The entries below are to be repeated exactly as they stand.

__INPUT FOR THIS TASK__.

[START]

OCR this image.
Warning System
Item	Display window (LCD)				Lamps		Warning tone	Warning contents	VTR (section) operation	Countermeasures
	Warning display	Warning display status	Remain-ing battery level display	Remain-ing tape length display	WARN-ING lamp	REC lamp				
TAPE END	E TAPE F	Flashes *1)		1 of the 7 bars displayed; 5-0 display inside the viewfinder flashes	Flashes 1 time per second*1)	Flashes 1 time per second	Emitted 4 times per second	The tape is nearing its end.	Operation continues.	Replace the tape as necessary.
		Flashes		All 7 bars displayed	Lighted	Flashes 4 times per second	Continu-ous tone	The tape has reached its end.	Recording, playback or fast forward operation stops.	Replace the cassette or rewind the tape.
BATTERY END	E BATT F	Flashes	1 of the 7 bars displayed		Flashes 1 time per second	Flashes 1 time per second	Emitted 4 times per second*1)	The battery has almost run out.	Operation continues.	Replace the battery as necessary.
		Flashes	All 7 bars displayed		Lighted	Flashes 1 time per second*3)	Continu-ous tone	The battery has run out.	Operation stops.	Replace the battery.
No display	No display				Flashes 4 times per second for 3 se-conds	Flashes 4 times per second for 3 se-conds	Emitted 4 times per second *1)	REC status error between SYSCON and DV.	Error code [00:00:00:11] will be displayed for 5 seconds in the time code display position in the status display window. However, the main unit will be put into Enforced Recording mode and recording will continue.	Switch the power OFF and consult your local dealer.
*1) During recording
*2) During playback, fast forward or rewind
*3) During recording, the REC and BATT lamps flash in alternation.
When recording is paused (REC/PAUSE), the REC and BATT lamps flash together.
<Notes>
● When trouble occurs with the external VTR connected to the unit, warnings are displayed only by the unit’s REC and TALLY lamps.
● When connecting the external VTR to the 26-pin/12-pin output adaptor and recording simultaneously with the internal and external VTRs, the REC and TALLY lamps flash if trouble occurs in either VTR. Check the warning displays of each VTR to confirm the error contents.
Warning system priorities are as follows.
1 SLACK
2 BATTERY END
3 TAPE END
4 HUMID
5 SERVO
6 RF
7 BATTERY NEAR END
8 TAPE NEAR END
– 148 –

[END]

__TASK OUTPUT__.
OCR this image.
Warning System
Item	Display window (LCD)				Lamps		Warning tone	Warning contents	VTR (section) operation	Countermeasures
	Warning display	Warning display status	Remain-ing battery level display	Remain-ing tape length display	WARN-ING lamp	REC lamp				
TAPE END	E TAPE F	Flashes *1)		1 of the 7 bars displayed; 5-0 display inside the viewfinder flashes	Flashes 1 time per second*1)	Flashes 1 time per second	Emitted 4 times per second	The tape is nearing its end.	Operation continues.	Replace the tape as necessary.
		Flashes		All 7 bars displayed	Lighted	Flashes 4 times per second	Continu-ous tone	The tape has reached its end.	Recording, playback or fast forward operation stops.	Replace the cassette or rewind the tape.
BATTERY END	E BATT F	Flashes	1 of the 7 bars displayed		Flashes 1 time per second	Flashes 1 time per second	Emitted 4 times per second*1)	The battery has almost run out.	Operation continues.	Replace the battery as necessary.
		Flashes	All 7 bars displayed		Lighted	Flashes 1 time per second*3)	Continu-ous tone	The battery has run out.	Operation stops.	Replace the battery.
No display	No display				Flashes 4 times per second for 3 se-conds	Flashes 4 times per second for 3 se-conds	Emitted 4 times per second *1)	REC status error between SYSCON and DV.	Error code [00:00:00:11] will be displayed for 5 seconds in the time code display position in the status display window. However, the main unit will be put into Enforced Recording mode and recording will continue.	Switch the power OFF and consult your local dealer.
*1) During recording
*2) During playback, fast forward or rewind
*3) During recording, the REC and BATT lamps flash in alternation.
When recording is paused (REC/PAUSE), the REC and BATT lamps flash together.
<Notes>
● When trouble occurs with the external VTR connected to the unit, warnings are displayed only by the unit’s REC and TALLY lamps.
● When connecting the external VTR to the 26-pin/12-pin output adaptor and recording simultaneously with the internal and external VTRs, the REC and TALLY lamps flash if trouble occurs in either VTR. Check the warning displays of each VTR to confirm the error contents.
Warning system priorities are as follows.
1 SLACK
2 BATTERY END
3 TAPE END
4 HUMID
5 SERVO
6 RF
7 BATTERY NEAR END
8 TAPE NEAR END
– 148 –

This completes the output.